Every line of the material below should be repeated exactly.

Dataset entries =>
════════════════
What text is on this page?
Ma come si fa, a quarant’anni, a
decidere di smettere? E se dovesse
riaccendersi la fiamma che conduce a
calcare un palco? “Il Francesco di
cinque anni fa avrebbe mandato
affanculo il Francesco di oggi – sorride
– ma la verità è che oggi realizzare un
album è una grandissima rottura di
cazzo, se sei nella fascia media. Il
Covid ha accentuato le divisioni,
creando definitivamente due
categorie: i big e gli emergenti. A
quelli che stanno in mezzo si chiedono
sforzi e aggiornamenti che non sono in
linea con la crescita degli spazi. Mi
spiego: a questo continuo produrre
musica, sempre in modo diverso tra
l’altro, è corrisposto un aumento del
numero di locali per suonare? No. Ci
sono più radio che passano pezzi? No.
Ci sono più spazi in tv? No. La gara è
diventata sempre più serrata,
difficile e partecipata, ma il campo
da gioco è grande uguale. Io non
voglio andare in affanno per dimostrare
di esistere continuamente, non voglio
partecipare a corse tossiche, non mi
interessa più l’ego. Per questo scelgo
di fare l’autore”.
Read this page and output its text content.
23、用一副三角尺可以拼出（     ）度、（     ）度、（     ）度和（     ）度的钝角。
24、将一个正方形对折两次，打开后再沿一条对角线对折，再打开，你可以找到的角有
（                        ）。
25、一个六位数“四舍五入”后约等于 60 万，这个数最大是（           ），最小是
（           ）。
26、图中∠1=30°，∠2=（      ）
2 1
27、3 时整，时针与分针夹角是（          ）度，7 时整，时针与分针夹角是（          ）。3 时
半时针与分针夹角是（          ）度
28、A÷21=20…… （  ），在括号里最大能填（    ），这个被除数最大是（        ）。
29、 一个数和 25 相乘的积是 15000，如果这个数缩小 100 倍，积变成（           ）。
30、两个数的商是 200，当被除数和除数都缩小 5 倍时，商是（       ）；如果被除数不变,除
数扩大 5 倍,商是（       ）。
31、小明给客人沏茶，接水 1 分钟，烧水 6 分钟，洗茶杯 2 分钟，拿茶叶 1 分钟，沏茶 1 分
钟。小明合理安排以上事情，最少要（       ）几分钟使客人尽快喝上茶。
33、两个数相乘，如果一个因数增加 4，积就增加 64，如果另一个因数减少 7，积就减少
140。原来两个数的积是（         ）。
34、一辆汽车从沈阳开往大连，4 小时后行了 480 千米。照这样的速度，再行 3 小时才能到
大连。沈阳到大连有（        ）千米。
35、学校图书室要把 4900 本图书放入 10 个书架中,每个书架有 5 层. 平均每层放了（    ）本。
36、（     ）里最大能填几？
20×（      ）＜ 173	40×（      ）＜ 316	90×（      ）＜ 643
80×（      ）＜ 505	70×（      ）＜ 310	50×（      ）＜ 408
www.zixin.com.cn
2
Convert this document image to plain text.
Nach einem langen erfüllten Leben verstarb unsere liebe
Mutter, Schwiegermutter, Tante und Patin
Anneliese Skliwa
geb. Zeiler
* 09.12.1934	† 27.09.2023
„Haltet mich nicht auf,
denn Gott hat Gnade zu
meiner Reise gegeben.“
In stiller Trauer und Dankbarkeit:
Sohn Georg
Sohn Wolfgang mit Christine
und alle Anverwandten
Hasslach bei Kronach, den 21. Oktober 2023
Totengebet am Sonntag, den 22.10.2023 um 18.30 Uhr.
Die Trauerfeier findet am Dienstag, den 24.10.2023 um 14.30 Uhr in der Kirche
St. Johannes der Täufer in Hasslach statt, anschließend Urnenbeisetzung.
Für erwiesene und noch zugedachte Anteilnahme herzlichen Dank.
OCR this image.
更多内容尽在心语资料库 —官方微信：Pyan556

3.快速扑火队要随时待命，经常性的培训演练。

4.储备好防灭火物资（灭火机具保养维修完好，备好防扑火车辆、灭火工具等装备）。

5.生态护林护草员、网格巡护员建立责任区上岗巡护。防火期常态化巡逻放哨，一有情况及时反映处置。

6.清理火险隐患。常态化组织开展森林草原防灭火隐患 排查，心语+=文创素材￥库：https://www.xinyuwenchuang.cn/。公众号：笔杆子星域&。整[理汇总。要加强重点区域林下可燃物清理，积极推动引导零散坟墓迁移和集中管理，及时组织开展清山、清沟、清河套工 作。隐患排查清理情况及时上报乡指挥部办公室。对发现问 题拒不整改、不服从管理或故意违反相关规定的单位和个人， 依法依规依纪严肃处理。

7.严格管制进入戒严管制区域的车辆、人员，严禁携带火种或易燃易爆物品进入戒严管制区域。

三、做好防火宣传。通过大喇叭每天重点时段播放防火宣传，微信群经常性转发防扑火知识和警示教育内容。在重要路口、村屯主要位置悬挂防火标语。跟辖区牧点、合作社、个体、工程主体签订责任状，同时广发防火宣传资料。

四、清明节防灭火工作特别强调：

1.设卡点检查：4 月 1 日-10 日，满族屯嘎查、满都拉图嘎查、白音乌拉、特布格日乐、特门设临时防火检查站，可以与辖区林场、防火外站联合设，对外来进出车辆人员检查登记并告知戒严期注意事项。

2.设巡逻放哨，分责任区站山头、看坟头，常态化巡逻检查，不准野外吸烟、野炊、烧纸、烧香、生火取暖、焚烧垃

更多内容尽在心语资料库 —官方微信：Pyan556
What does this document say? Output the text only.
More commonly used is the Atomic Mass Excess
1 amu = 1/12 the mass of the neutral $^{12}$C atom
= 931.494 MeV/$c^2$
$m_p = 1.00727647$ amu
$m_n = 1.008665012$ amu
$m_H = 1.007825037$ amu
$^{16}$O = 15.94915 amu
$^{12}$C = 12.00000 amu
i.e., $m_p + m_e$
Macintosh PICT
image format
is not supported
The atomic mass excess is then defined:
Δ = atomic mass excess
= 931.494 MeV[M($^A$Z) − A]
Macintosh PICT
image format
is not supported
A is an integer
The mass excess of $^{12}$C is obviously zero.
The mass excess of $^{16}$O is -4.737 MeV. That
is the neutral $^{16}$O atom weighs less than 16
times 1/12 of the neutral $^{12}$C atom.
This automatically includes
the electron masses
════════════════
Result =>
What text is on this page?
Ma come si fa, a quarant’anni, a
decidere di smettere? E se dovesse
riaccendersi la fiamma che conduce a
calcare un palco? “Il Francesco di
cinque anni fa avrebbe mandato
affanculo il Francesco di oggi – sorride
– ma la verità è che oggi realizzare un
album è una grandissima rottura di
cazzo, se sei nella fascia media. Il
Covid ha accentuato le divisioni,
creando definitivamente due
categorie: i big e gli emergenti. A
quelli che stanno in mezzo si chiedono
sforzi e aggiornamenti che non sono in
linea con la crescita degli spazi. Mi
spiego: a questo continuo produrre
musica, sempre in modo diverso tra
l’altro, è corrisposto un aumento del
numero di locali per suonare? No. Ci
sono più radio che passano pezzi? No.
Ci sono più spazi in tv? No. La gara è
diventata sempre più serrata,
difficile e partecipata, ma il campo
da gioco è grande uguale. Io non
voglio andare in affanno per dimostrare
di esistere continuamente, non voglio
partecipare a corse tossiche, non mi
interessa più l’ego. Per questo scelgo
di fare l’autore”.
Read this page and output its text content.
23、用一副三角尺可以拼出（     ）度、（     ）度、（     ）度和（     ）度的钝角。
24、将一个正方形对折两次，打开后再沿一条对角线对折，再打开，你可以找到的角有
（                        ）。
25、一个六位数“四舍五入”后约等于 60 万，这个数最大是（           ），最小是
（           ）。
26、图中∠1=30°，∠2=（      ）
2 1
27、3 时整，时针与分针夹角是（          ）度，7 时整，时针与分针夹角是（          ）。3 时
半时针与分针夹角是（          ）度
28、A÷21=20…… （  ），在括号里最大能填（    ），这个被除数最大是（        ）。
29、 一个数和 25 相乘的积是 15000，如果这个数缩小 100 倍，积变成（           ）。
30、两个数的商是 200，当被除数和除数都缩小 5 倍时，商是（       ）；如果被除数不变,除
数扩大 5 倍,商是（       ）。
31、小明给客人沏茶，接水 1 分钟，烧水 6 分钟，洗茶杯 2 分钟，拿茶叶 1 分钟，沏茶 1 分
钟。小明合理安排以上事情，最少要（       ）几分钟使客人尽快喝上茶。
33、两个数相乘，如果一个因数增加 4，积就增加 64，如果另一个因数减少 7，积就减少
140。原来两个数的积是（         ）。
34、一辆汽车从沈阳开往大连，4 小时后行了 480 千米。照这样的速度，再行 3 小时才能到
大连。沈阳到大连有（        ）千米。
35、学校图书室要把 4900 本图书放入 10 个书架中,每个书架有 5 层. 平均每层放了（    ）本。
36、（     ）里最大能填几？
20×（      ）＜ 173	40×（      ）＜ 316	90×（      ）＜ 643
80×（      ）＜ 505	70×（      ）＜ 310	50×（      ）＜ 408
www.zixin.com.cn
2
Convert this document image to plain text.
Nach einem langen erfüllten Leben verstarb unsere liebe
Mutter, Schwiegermutter, Tante und Patin
Anneliese Skliwa
geb. Zeiler
* 09.12.1934	† 27.09.2023
„Haltet mich nicht auf,
denn Gott hat Gnade zu
meiner Reise gegeben.“
In stiller Trauer und Dankbarkeit:
Sohn Georg
Sohn Wolfgang mit Christine
und alle Anverwandten
Hasslach bei Kronach, den 21. Oktober 2023
Totengebet am Sonntag, den 22.10.2023 um 18.30 Uhr.
Die Trauerfeier findet am Dienstag, den 24.10.2023 um 14.30 Uhr in der Kirche
St. Johannes der Täufer in Hasslach statt, anschließend Urnenbeisetzung.
Für erwiesene und noch zugedachte Anteilnahme herzlichen Dank.
OCR this image.
更多内容尽在心语资料库 —官方微信：Pyan556

3.快速扑火队要随时待命，经常性的培训演练。

4.储备好防灭火物资（灭火机具保养维修完好，备好防扑火车辆、灭火工具等装备）。

5.生态护林护草员、网格巡护员建立责任区上岗巡护。防火期常态化巡逻放哨，一有情况及时反映处置。

6.清理火险隐患。常态化组织开展森林草原防灭火隐患 排查，心语+=文创素材￥库：https://www.xinyuwenchuang.cn/。公众号：笔杆子星域&。整[理汇总。要加强重点区域林下可燃物清理，积极推动引导零散坟墓迁移和集中管理，及时组织开展清山、清沟、清河套工 作。隐患排查清理情况及时上报乡指挥部办公室。对发现问 题拒不整改、不服从管理或故意违反相关规定的单位和个人， 依法依规依纪严肃处理。

7.严格管制进入戒严管制区域的车辆、人员，严禁携带火种或易燃易爆物品进入戒严管制区域。

三、做好防火宣传。通过大喇叭每天重点时段播放防火宣传，微信群经常性转发防扑火知识和警示教育内容。在重要路口、村屯主要位置悬挂防火标语。跟辖区牧点、合作社、个体、工程主体签订责任状，同时广发防火宣传资料。

四、清明节防灭火工作特别强调：

1.设卡点检查：4 月 1 日-10 日，满族屯嘎查、满都拉图嘎查、白音乌拉、特布格日乐、特门设临时防火检查站，可以与辖区林场、防火外站联合设，对外来进出车辆人员检查登记并告知戒严期注意事项。

2.设巡逻放哨，分责任区站山头、看坟头，常态化巡逻检查，不准野外吸烟、野炊、烧纸、烧香、生火取暖、焚烧垃

更多内容尽在心语资料库 —官方微信：Pyan556
What does this document say? Output the text only.
More commonly used is the Atomic Mass Excess
1 amu = 1/12 the mass of the neutral $^{12}$C atom
= 931.494 MeV/$c^2$
$m_p = 1.00727647$ amu
$m_n = 1.008665012$ amu
$m_H = 1.007825037$ amu
$^{16}$O = 15.94915 amu
$^{12}$C = 12.00000 amu
i.e., $m_p + m_e$
Macintosh PICT
image format
is not supported
The atomic mass excess is then defined:
Δ = atomic mass excess
= 931.494 MeV[M($^A$Z) − A]
Macintosh PICT
image format
is not supported
A is an integer
The mass excess of $^{12}$C is obviously zero.
The mass excess of $^{16}$O is -4.737 MeV. That
is the neutral $^{16}$O atom weighs less than 16
times 1/12 of the neutral $^{12}$C atom.
This automatically includes
the electron masses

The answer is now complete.